Layout records:
_____
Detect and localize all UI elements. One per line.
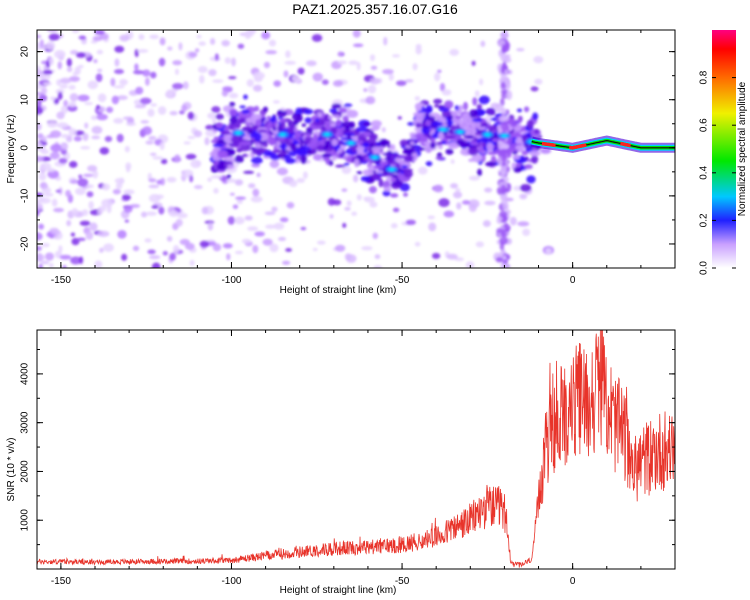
spectrogram-frame — [36, 29, 676, 269]
colorbar-tick-label: 0.0 — [699, 261, 710, 275]
bottom-x-tick-label: -150 — [51, 576, 71, 587]
colorbar-tick-label: 0.8 — [699, 70, 710, 84]
colorbar-label: Normalized spectral amplitude — [737, 81, 748, 216]
colorbar-tick-label: 0.4 — [699, 165, 710, 179]
colorbar-tick-label: 0.2 — [699, 213, 710, 227]
bottom-x-axis-label: Height of straight line (km) — [280, 585, 397, 596]
bottom-x-tick-label: -100 — [221, 576, 241, 587]
top-x-tick-label: 0 — [570, 275, 576, 286]
snr-panel: -150 -100 -50 0 1000 2000 3000 4000 Height of st… — [6, 329, 676, 596]
bottom-x-tick-label: 0 — [570, 576, 576, 587]
top-y-tick-label: 20 — [20, 46, 31, 58]
chart-title: PAZ1.2025.357.16.07.G16 — [292, 1, 458, 17]
top-x-tick-label: -100 — [221, 275, 241, 286]
bottom-y-tick-label: 2000 — [20, 460, 31, 483]
top-x-axis-label: Height of straight line (km) — [280, 285, 397, 296]
colorbar-tick-label: 0.6 — [699, 118, 710, 132]
bottom-y-tick-label: 3000 — [20, 411, 31, 434]
top-y-tick-label: 10 — [20, 94, 31, 106]
top-y-tick-label: -20 — [20, 236, 31, 251]
spectrogram-blobs — [37, 30, 675, 268]
colorbar-gradient — [712, 30, 736, 268]
snr-series-line — [37, 330, 675, 568]
top-y-axis-label: Frequency (Hz) — [6, 115, 17, 184]
colorbar: 0.0 0.2 0.4 0.6 0.8 Normalized spectral ampli… — [699, 30, 748, 275]
top-y-tick-label: 0 — [20, 145, 31, 151]
top-y-tick-label: -10 — [20, 188, 31, 203]
top-x-tick-label: -150 — [51, 275, 71, 286]
top-x-tick-label: -50 — [395, 275, 410, 286]
bottom-y-tick-label: 1000 — [20, 509, 31, 532]
spectrogram-ridge-line — [530, 135, 675, 153]
snr-frame — [36, 329, 676, 570]
bottom-x-tick-label: -50 — [395, 576, 410, 587]
bottom-y-axis-label: SNR (10 * v/v) — [6, 438, 17, 502]
bottom-y-tick-label: 4000 — [20, 362, 31, 385]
_____
- _Requirements_:
Render every line of the material above as a Markdown table with the columns "Line" and "Entry", numbering the rows and omitting blank lines. Exclude the pictures from the table.

- _Correct response_:
| Line | Entry |
|---|---|
| 1 | Detect and localize all UI elements. One per line. |
| 2 | spectrogram-frame — [36, 29, 676, 269] |
| 3 | colorbar-tick-label: 0.0 — [699, 261, 710, 275] |
| 4 | bottom-x-tick-label: -150 — [51, 576, 71, 587] |
| 5 | colorbar-tick-label: 0.8 — [699, 70, 710, 84] |
| 6 | colorbar-label: Normalized spectral amplitude — [737, 81, 748, 216] |
| 7 | colorbar-tick-label: 0.4 — [699, 165, 710, 179] |
| 8 | colorbar-tick-label: 0.2 — [699, 213, 710, 227] |
| 9 | bottom-x-axis-label: Height of straight line (km) — [280, 585, 397, 596] |
| 10 | bottom-x-tick-label: -100 — [221, 576, 241, 587] |
| 11 | top-x-tick-label: 0 — [570, 275, 576, 286] |
| 12 | snr-panel: -150 -100 -50 0 1000 2000 3000 4000 Height of st… — [6, 329, 676, 596] |
| 13 | bottom-x-tick-label: 0 — [570, 576, 576, 587] |
| 14 | top-y-tick-label: 20 — [20, 46, 31, 58] |
| 15 | chart-title: PAZ1.2025.357.16.07.G16 — [292, 1, 458, 17] |
| 16 | top-x-tick-label: -100 — [221, 275, 241, 286] |
| 17 | bottom-y-tick-label: 2000 — [20, 460, 31, 483] |
| 18 | top-x-axis-label: Height of straight line (km) — [280, 285, 397, 296] |
| 19 | colorbar-tick-label: 0.6 — [699, 118, 710, 132] |
| 20 | bottom-y-tick-label: 3000 — [20, 411, 31, 434] |
| 21 | top-y-tick-label: 10 — [20, 94, 31, 106] |
| 22 | top-y-tick-label: -20 — [20, 236, 31, 251] |
| 23 | spectrogram-blobs — [37, 30, 675, 268] |
| 24 | colorbar-gradient — [712, 30, 736, 268] |
| 25 | snr-series-line — [37, 330, 675, 568] |
| 26 | top-y-axis-label: Frequency (Hz) — [6, 115, 17, 184] |
| 27 | colorbar: 0.0 0.2 0.4 0.6 0.8 Normalized spectral ampli… — [699, 30, 748, 275] |
| 28 | top-y-tick-label: 0 — [20, 145, 31, 151] |
| 29 | top-y-tick-label: -10 — [20, 188, 31, 203] |
| 30 | top-x-tick-label: -150 — [51, 275, 71, 286] |
| 31 | top-x-tick-label: -50 — [395, 275, 410, 286] |
| 32 | bottom-y-tick-label: 1000 — [20, 509, 31, 532] |
| 33 | spectrogram-ridge-line — [530, 135, 675, 153] |
| 34 | snr-frame — [36, 329, 676, 570] |
| 35 | bottom-x-tick-label: -50 — [395, 576, 410, 587] |
| 36 | bottom-y-axis-label: SNR (10 * v/v) — [6, 438, 17, 502] |
| 37 | bottom-y-tick-label: 4000 — [20, 362, 31, 385] |